#### [THE TASK]
Output nothing but the number of lines that include the word "الدية".

[Saved entries]
####

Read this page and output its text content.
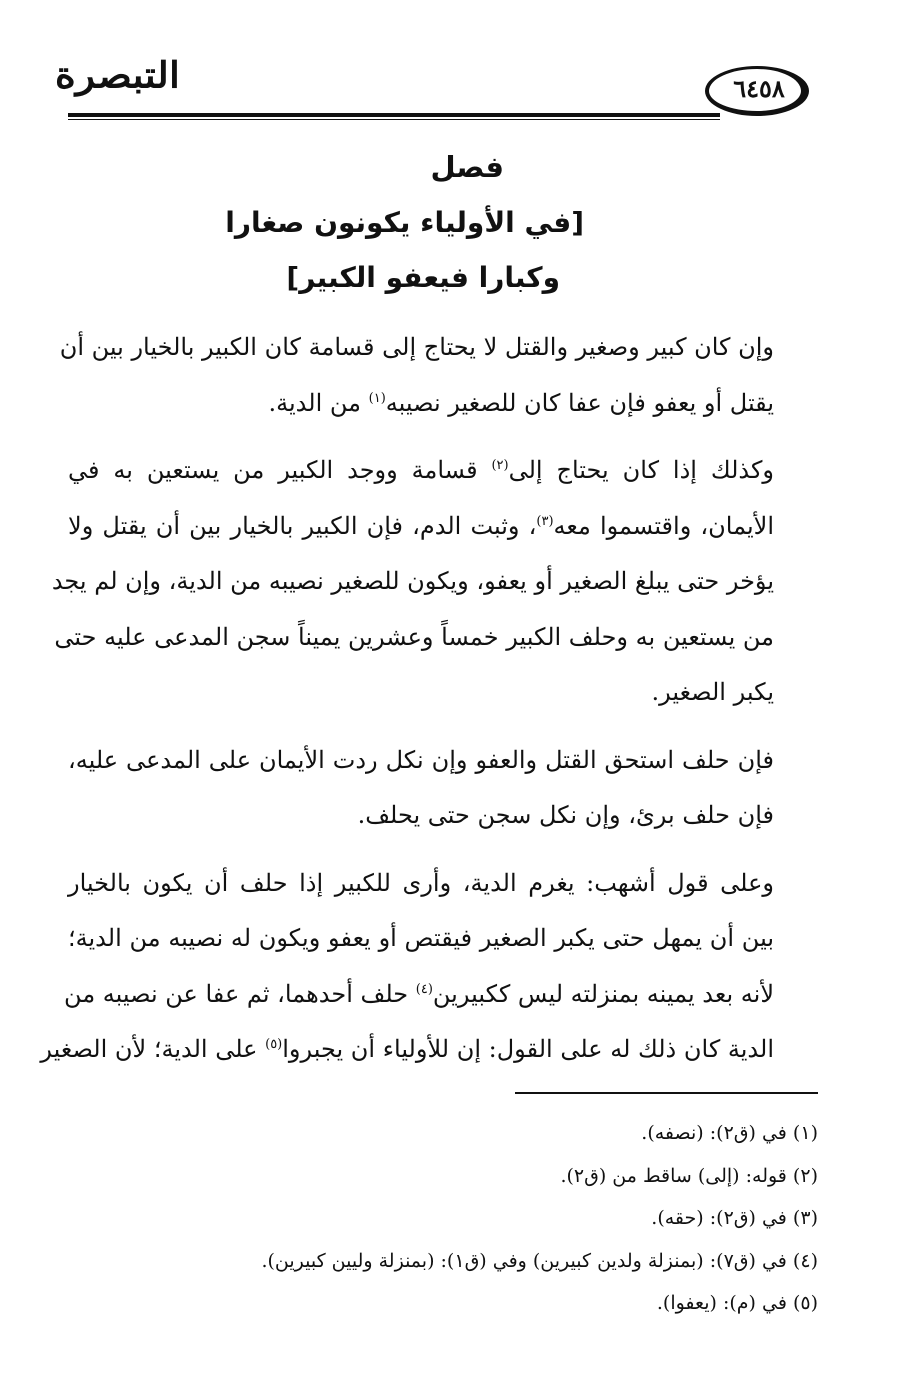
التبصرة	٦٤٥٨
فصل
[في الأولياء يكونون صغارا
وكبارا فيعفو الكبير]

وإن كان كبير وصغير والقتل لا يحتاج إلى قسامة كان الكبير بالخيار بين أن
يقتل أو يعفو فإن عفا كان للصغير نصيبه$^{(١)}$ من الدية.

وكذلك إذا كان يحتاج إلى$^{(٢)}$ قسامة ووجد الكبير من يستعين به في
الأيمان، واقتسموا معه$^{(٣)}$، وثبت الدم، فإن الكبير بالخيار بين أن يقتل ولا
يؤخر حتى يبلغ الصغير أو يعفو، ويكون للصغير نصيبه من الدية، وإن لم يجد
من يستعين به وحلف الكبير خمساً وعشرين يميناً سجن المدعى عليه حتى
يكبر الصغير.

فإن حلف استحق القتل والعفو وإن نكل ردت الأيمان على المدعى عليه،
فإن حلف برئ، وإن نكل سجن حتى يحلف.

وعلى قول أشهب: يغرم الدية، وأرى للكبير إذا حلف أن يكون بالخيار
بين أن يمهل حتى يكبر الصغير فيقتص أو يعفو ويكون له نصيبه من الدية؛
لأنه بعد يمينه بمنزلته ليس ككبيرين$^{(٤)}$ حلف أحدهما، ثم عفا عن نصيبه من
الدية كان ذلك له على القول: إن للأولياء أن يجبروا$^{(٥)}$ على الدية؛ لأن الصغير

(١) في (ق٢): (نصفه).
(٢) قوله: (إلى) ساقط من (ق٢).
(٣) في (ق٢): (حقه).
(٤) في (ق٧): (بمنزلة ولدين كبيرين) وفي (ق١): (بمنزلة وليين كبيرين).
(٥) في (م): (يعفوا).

####

#### [EXERCISE RESPONSE]
5